→ **Input data**:
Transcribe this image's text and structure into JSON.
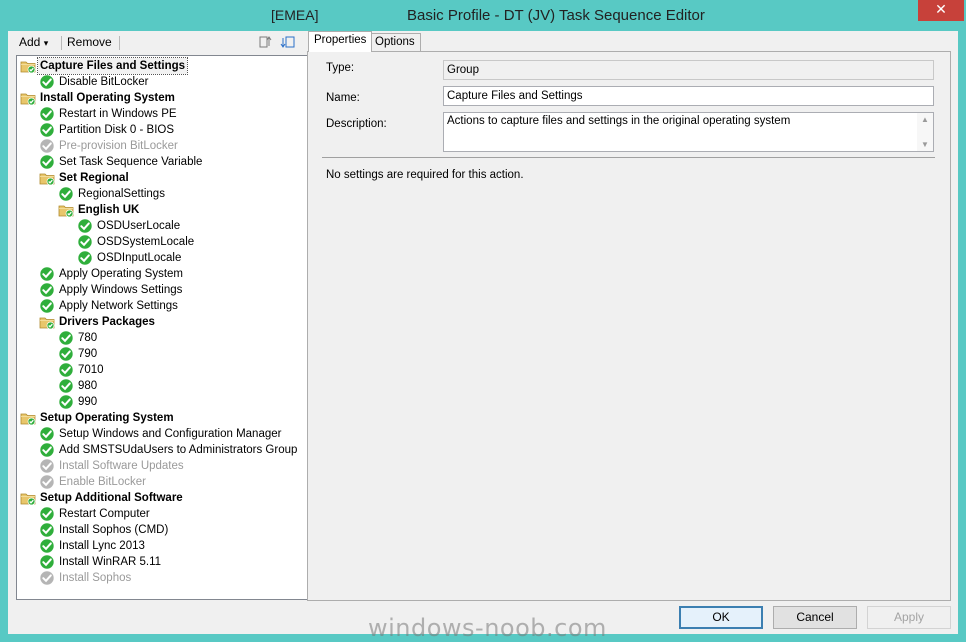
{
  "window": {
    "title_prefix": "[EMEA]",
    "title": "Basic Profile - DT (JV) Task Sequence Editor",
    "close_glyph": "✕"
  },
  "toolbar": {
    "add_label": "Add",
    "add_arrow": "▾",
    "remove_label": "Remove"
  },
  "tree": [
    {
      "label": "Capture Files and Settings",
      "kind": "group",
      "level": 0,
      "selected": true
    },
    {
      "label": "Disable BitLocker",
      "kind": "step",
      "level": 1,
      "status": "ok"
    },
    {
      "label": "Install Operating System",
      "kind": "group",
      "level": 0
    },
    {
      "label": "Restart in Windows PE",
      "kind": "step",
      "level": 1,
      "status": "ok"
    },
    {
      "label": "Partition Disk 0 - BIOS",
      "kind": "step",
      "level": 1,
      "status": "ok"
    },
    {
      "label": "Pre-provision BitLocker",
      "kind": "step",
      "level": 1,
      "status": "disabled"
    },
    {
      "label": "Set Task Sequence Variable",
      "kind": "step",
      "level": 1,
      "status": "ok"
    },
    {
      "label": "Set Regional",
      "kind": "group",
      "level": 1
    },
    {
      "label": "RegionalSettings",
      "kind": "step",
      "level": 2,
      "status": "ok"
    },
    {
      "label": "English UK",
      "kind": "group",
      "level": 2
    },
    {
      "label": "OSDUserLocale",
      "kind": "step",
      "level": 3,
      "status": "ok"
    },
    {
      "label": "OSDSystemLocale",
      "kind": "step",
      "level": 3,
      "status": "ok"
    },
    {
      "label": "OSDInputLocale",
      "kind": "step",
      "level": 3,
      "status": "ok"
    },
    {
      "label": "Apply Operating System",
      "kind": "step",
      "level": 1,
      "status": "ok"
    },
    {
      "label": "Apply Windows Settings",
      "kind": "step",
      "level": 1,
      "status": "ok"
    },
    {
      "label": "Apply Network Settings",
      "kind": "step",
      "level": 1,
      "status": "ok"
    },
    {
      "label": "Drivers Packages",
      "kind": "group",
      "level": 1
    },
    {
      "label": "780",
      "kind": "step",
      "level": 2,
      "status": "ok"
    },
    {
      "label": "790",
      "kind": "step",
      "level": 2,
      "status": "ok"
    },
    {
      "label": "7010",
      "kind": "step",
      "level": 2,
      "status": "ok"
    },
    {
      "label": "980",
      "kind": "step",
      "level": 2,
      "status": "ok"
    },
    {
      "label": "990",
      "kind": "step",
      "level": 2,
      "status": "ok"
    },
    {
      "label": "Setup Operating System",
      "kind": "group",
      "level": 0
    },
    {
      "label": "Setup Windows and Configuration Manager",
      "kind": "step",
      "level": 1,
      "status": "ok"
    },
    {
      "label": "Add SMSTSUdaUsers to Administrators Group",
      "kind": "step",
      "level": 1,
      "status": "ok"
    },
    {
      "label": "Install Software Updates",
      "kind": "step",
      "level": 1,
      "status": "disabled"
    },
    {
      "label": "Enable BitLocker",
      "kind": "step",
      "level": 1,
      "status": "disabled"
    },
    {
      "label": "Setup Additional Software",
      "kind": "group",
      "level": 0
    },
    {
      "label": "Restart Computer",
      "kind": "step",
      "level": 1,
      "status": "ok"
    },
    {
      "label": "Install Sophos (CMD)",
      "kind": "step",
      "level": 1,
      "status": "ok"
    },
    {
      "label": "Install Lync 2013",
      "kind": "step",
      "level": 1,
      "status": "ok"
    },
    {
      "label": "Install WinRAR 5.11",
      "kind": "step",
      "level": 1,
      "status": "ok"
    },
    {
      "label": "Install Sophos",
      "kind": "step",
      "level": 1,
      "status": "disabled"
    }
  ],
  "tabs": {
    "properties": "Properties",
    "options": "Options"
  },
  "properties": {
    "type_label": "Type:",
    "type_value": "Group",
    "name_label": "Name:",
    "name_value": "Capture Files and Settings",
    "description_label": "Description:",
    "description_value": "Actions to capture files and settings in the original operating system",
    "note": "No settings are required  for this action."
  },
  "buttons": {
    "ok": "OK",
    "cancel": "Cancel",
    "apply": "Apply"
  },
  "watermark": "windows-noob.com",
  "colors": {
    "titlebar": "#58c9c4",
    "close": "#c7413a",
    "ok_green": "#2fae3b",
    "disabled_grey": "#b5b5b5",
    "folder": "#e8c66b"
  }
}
==
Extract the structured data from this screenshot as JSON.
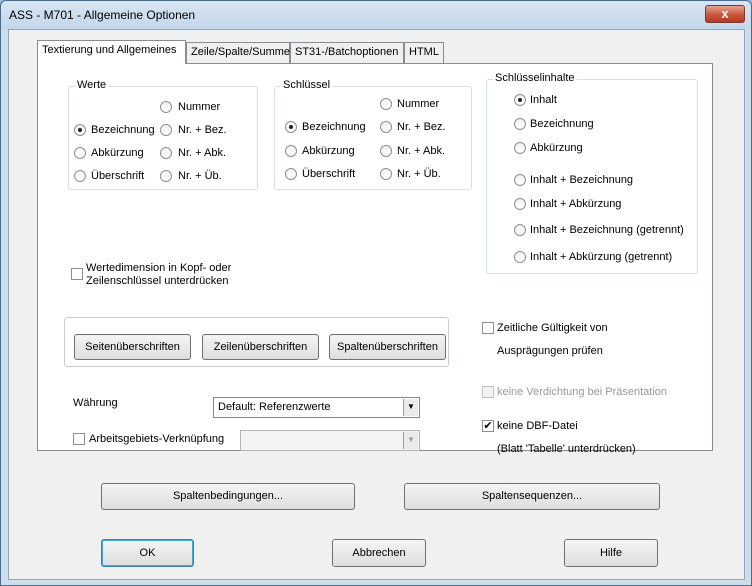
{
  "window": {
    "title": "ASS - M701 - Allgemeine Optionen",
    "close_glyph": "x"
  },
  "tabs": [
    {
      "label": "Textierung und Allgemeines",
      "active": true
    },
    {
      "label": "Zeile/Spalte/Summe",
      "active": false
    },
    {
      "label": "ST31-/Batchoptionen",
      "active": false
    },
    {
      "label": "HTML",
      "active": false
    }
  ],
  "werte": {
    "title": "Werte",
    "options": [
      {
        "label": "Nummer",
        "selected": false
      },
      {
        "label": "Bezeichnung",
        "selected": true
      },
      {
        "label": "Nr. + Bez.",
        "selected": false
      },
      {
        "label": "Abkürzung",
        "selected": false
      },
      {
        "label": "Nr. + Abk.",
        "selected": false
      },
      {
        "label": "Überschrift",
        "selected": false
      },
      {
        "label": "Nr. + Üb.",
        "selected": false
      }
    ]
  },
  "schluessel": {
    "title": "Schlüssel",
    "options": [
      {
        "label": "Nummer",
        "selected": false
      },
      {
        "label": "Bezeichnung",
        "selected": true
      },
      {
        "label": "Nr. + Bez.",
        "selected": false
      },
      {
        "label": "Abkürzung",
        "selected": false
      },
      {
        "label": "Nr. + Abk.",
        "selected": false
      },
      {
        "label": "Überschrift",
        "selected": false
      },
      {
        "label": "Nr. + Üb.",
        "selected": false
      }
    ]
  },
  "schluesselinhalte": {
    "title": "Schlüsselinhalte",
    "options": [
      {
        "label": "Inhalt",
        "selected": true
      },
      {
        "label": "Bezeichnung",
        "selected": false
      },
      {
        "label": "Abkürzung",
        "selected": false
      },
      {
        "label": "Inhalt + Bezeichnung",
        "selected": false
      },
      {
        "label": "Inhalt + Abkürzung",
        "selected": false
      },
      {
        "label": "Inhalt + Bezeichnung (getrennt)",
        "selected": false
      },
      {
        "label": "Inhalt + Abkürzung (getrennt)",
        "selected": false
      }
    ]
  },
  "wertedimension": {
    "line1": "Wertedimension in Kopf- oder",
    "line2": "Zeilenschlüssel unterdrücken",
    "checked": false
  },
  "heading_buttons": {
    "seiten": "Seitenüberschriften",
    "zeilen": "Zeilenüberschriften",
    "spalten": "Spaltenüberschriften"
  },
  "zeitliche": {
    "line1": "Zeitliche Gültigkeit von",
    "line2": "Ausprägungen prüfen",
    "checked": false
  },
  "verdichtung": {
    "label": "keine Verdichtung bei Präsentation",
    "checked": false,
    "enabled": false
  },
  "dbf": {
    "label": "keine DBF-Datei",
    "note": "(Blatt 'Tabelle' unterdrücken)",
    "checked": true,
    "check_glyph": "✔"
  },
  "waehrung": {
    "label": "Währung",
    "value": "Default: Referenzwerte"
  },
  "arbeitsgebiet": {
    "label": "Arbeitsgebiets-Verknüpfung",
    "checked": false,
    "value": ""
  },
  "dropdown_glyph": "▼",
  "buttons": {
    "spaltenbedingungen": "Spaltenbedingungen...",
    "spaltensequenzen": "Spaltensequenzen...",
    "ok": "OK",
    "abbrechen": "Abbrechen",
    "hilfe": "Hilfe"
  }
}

→ **Exercise description**: Track down every line holding the string "Install" and copy it.

→ **The solution**:
      "label": "Install Operating System",
      "label": "Install Software Updates",
      "label": "Install Sophos (CMD)",
      "label": "Install Lync 2013",
      "label": "Install WinRAR 5.11",
      "label": "Install Sophos",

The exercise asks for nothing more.